• Prompt:
Below are the records; pull every line that includes "neighbours".

(Figure record listings)
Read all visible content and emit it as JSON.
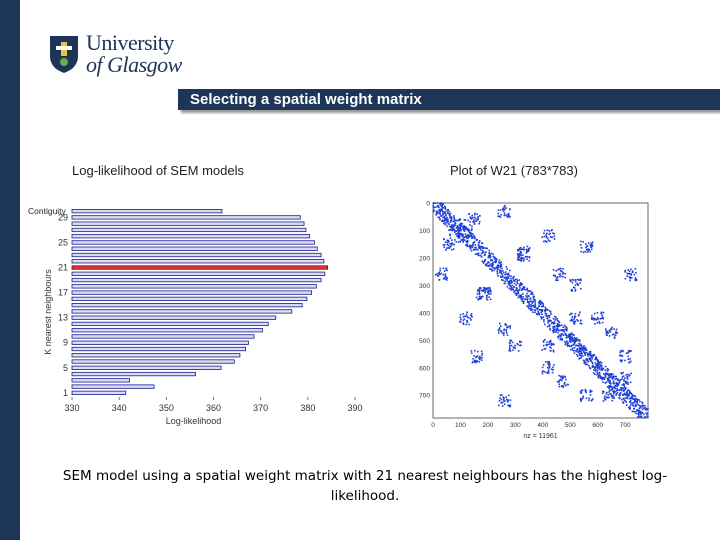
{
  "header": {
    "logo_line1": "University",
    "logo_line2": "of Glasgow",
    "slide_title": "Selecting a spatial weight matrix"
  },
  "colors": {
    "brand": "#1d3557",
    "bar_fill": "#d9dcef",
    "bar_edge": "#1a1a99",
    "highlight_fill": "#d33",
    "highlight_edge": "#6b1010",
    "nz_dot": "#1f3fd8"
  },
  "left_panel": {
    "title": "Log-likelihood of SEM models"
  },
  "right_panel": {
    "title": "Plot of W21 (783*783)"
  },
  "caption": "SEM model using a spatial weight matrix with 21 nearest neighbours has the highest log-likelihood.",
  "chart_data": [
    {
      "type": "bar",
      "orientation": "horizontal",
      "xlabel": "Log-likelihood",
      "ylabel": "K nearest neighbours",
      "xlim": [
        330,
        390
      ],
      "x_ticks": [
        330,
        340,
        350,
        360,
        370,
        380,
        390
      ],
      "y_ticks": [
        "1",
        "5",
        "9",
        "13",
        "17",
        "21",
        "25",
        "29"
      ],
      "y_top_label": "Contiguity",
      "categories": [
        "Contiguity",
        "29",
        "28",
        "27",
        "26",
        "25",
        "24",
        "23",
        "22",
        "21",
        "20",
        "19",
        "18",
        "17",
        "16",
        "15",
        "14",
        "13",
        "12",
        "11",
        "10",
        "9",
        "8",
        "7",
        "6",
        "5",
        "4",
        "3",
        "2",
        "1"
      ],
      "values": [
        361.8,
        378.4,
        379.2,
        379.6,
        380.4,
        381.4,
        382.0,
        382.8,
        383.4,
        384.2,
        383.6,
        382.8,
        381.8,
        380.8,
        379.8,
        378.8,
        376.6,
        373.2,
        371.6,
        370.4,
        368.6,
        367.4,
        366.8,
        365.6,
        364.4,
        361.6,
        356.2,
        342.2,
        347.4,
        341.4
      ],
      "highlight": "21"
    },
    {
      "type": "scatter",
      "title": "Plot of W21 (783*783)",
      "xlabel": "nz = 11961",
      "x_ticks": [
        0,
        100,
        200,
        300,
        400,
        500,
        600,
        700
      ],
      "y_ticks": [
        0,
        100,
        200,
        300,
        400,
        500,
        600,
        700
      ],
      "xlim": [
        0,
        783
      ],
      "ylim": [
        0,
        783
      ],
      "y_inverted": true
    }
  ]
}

• Exercise result:
  "caption": "SEM model using a spatial weight matrix with 21 nearest neighbours has the highest log-likelihood.",
      "ylabel": "K nearest neighbours",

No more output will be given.